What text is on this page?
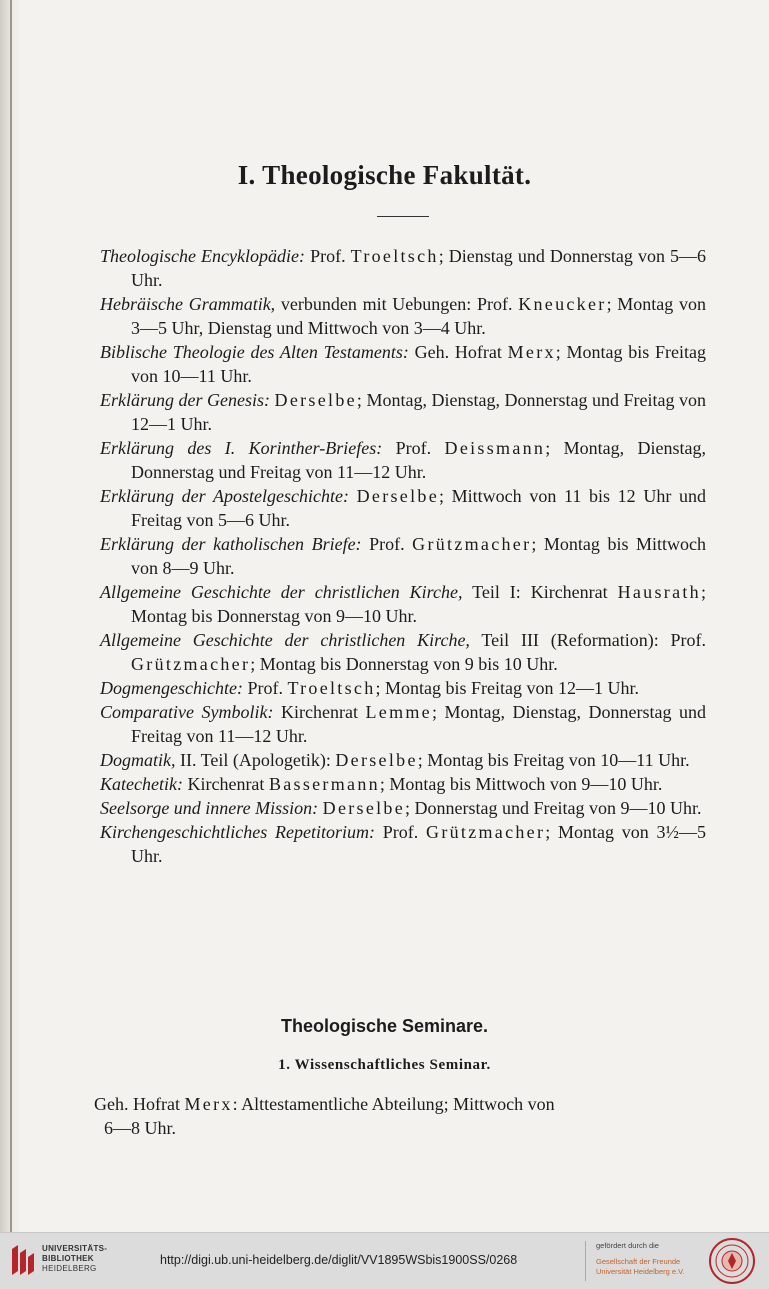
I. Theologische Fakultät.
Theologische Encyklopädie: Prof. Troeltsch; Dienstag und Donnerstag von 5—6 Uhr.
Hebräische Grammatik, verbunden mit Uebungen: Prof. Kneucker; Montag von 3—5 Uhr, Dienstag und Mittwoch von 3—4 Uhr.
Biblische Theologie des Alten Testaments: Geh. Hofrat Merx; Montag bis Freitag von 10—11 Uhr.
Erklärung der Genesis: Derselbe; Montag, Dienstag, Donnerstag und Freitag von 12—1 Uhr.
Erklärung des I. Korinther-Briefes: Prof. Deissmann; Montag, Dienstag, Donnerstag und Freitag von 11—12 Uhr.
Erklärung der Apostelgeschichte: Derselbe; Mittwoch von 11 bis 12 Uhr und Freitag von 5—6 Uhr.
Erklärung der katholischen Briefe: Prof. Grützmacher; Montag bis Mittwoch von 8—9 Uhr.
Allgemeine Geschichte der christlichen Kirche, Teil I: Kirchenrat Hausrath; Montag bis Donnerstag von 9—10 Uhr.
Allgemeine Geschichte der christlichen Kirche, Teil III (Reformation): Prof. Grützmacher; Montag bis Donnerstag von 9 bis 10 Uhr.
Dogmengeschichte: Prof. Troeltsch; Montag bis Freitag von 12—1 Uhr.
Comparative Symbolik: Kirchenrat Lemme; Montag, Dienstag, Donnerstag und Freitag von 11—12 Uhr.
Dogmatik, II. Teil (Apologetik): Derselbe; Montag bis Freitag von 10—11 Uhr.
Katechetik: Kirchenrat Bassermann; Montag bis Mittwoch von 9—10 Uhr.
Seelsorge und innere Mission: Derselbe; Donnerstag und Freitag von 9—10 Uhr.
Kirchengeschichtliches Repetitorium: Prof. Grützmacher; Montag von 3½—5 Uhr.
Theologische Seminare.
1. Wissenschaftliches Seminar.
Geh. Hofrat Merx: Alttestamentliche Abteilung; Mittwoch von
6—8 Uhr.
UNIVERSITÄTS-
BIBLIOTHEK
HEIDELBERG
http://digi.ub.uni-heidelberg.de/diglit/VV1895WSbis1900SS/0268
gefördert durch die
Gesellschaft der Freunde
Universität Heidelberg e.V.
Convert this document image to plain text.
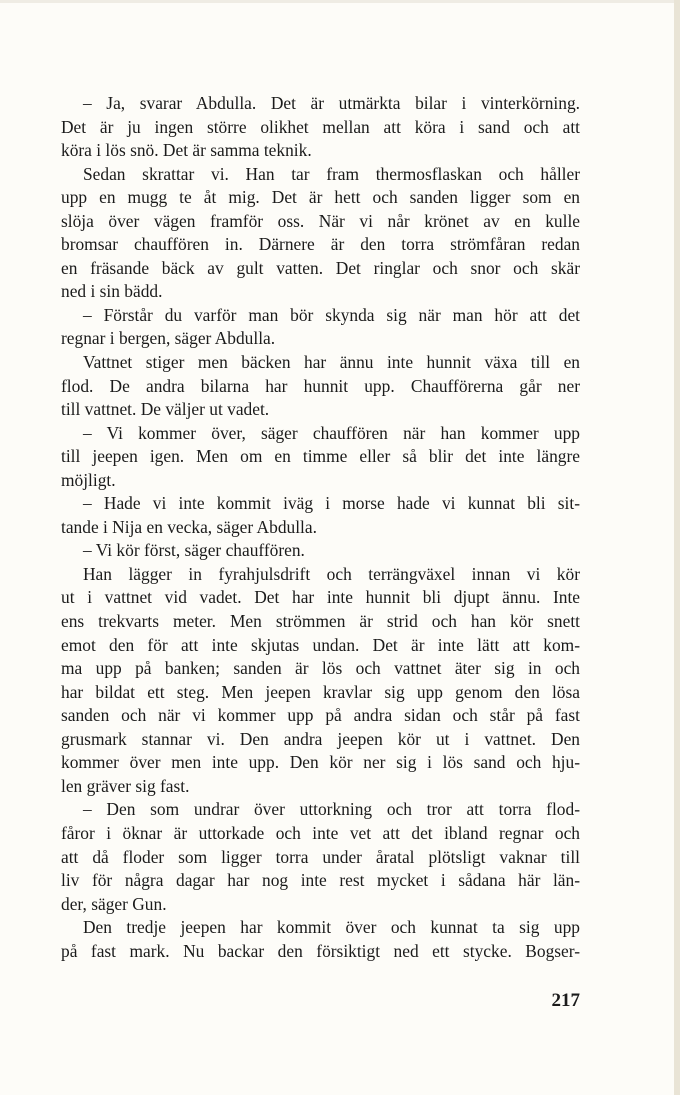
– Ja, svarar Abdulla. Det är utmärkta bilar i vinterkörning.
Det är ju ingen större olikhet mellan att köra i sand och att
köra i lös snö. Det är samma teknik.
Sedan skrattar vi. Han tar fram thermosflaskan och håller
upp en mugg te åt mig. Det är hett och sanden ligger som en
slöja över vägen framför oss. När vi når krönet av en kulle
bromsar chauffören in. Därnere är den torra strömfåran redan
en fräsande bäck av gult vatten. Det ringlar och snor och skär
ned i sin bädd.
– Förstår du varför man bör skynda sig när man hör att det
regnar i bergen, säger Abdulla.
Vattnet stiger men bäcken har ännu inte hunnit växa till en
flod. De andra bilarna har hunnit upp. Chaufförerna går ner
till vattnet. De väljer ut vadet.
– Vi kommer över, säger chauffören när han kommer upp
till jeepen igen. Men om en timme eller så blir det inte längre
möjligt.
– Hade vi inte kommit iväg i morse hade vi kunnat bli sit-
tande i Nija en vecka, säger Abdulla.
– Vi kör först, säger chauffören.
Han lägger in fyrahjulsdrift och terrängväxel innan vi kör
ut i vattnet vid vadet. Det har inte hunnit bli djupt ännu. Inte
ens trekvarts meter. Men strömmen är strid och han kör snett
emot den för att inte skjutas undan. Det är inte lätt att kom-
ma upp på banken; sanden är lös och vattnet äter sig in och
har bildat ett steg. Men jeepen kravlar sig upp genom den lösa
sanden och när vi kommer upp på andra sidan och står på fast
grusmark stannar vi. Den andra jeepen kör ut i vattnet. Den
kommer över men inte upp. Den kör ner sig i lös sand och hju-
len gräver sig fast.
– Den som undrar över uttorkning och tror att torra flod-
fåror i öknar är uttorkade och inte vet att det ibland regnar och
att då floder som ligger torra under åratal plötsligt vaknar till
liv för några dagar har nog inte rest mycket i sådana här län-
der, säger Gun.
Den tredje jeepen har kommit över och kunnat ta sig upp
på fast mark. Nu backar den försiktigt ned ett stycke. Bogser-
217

## [To do]
Take each line from the preceding material that contains "Allgemeine" and copy it.

## [Task result]
Allgemeine Geschichte der christlichen Kirche, Teil I: Kirchenrat Hausrath; Montag bis Donnerstag von 9—10 Uhr.
Allgemeine Geschichte der christlichen Kirche, Teil III (Reformation): Prof. Grützmacher; Montag bis Donnerstag von 9 bis 10 Uhr.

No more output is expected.